> Supplied material:
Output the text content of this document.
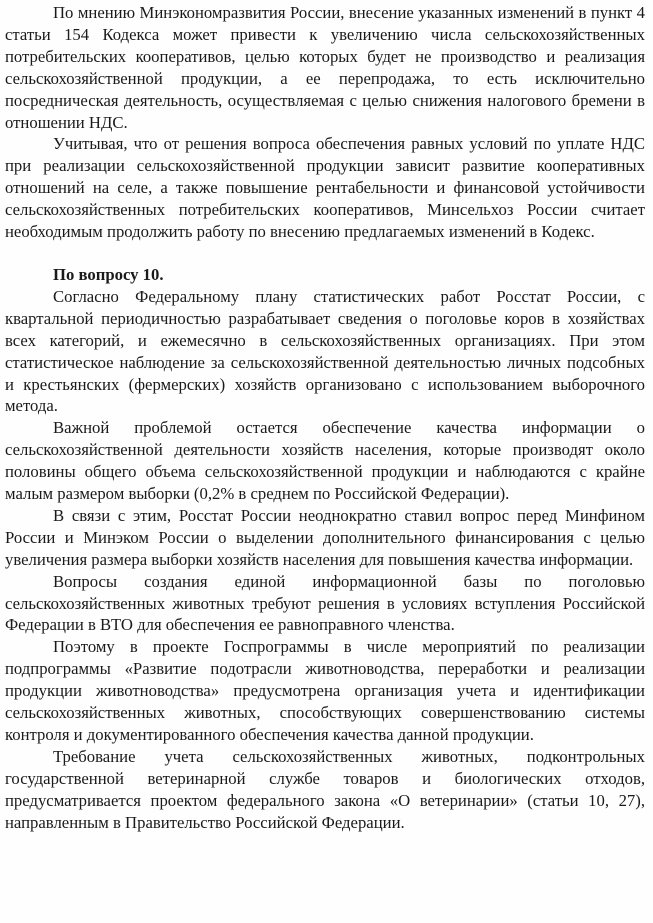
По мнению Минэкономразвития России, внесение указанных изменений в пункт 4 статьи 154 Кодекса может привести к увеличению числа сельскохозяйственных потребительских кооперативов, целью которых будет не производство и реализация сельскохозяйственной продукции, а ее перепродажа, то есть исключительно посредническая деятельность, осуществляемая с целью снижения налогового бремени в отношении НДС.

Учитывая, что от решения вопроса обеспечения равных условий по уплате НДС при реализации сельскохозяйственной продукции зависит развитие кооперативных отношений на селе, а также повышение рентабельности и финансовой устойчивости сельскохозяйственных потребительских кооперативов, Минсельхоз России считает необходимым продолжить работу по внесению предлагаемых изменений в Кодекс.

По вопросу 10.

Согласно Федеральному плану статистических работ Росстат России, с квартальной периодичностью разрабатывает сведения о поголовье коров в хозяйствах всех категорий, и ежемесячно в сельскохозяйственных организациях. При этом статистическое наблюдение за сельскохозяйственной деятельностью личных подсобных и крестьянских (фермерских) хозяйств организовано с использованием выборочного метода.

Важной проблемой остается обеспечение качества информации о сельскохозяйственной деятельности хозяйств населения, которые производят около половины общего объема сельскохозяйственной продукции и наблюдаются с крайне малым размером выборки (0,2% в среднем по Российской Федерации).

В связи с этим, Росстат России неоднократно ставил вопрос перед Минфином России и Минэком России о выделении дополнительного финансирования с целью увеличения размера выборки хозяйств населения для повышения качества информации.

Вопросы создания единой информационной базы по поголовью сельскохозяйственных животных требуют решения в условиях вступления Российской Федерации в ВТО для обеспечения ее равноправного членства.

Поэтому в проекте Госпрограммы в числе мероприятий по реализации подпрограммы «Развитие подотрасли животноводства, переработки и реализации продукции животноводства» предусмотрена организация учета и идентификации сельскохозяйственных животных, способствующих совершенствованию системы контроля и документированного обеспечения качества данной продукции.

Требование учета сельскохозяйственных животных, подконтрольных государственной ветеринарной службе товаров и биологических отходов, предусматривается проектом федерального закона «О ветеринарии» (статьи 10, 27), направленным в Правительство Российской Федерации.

> Your objective: Drop the images and quote the entries word for word.

> Response to the exercise:
Output the text content of this document.
По мнению Минэкономразвития России, внесение указанных изменений в пункт 4 статьи 154 Кодекса может привести к увеличению числа сельскохозяйственных потребительских кооперативов, целью которых будет не производство и реализация сельскохозяйственной продукции, а ее перепродажа, то есть исключительно посредническая деятельность, осуществляемая с целью снижения налогового бремени в отношении НДС.

Учитывая, что от решения вопроса обеспечения равных условий по уплате НДС при реализации сельскохозяйственной продукции зависит развитие кооперативных отношений на селе, а также повышение рентабельности и финансовой устойчивости сельскохозяйственных потребительских кооперативов, Минсельхоз России считает необходимым продолжить работу по внесению предлагаемых изменений в Кодекс.

По вопросу 10.

Согласно Федеральному плану статистических работ Росстат России, с квартальной периодичностью разрабатывает сведения о поголовье коров в хозяйствах всех категорий, и ежемесячно в сельскохозяйственных организациях. При этом статистическое наблюдение за сельскохозяйственной деятельностью личных подсобных и крестьянских (фермерских) хозяйств организовано с использованием выборочного метода.

Важной проблемой остается обеспечение качества информации о сельскохозяйственной деятельности хозяйств населения, которые производят около половины общего объема сельскохозяйственной продукции и наблюдаются с крайне малым размером выборки (0,2% в среднем по Российской Федерации).

В связи с этим, Росстат России неоднократно ставил вопрос перед Минфином России и Минэком России о выделении дополнительного финансирования с целью увеличения размера выборки хозяйств населения для повышения качества информации.

Вопросы создания единой информационной базы по поголовью сельскохозяйственных животных требуют решения в условиях вступления Российской Федерации в ВТО для обеспечения ее равноправного членства.

Поэтому в проекте Госпрограммы в числе мероприятий по реализации подпрограммы «Развитие подотрасли животноводства, переработки и реализации продукции животноводства» предусмотрена организация учета и идентификации сельскохозяйственных животных, способствующих совершенствованию системы контроля и документированного обеспечения качества данной продукции.

Требование учета сельскохозяйственных животных, подконтрольных государственной ветеринарной службе товаров и биологических отходов, предусматривается проектом федерального закона «О ветеринарии» (статьи 10, 27), направленным в Правительство Российской Федерации.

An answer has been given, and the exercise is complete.